Rows.
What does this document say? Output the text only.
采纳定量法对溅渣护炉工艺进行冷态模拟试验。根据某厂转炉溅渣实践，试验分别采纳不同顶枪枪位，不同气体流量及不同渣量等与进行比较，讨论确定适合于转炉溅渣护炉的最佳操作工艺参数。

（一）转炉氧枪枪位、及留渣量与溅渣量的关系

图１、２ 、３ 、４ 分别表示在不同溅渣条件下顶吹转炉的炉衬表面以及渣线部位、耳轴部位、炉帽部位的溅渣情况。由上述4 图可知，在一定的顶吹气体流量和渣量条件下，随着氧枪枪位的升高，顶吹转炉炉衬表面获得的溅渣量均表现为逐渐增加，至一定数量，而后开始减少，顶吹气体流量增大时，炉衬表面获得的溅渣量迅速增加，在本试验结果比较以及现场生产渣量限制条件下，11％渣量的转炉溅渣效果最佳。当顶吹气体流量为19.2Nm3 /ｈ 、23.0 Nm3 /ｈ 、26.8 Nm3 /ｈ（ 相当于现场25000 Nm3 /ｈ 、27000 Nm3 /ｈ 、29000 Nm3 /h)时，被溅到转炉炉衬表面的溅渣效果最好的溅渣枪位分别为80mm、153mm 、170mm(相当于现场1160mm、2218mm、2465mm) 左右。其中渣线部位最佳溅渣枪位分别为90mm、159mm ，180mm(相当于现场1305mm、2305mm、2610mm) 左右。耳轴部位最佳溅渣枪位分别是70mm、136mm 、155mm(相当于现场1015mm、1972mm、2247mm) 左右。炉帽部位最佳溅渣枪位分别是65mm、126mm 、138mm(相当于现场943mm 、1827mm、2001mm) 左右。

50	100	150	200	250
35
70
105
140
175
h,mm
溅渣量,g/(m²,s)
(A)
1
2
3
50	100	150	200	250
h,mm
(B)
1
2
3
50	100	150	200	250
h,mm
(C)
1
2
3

--

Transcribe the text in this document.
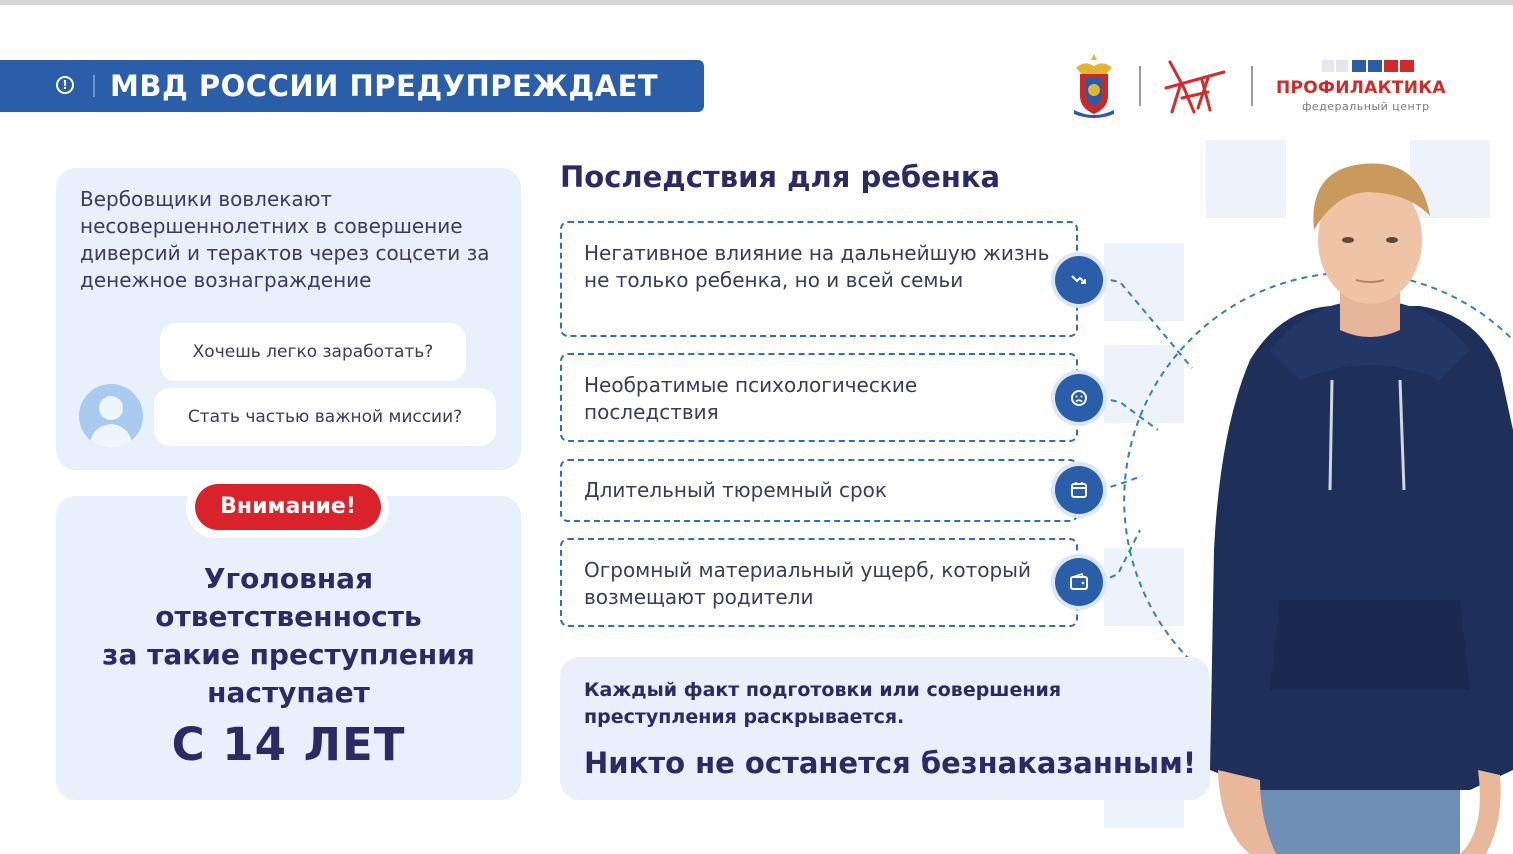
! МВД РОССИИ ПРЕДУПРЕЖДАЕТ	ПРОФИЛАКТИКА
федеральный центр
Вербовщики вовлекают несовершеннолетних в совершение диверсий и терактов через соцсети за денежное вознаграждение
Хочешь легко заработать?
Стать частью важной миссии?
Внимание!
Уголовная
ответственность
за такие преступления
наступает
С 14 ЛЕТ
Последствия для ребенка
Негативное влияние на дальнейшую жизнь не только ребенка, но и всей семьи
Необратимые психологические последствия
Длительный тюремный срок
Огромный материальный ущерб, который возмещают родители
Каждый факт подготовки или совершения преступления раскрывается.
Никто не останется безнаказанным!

Prompt.
Show the lines from the data above that contain the string "document".

Final result.
What does this document say? Output the text only.
Transcribe the text in this document.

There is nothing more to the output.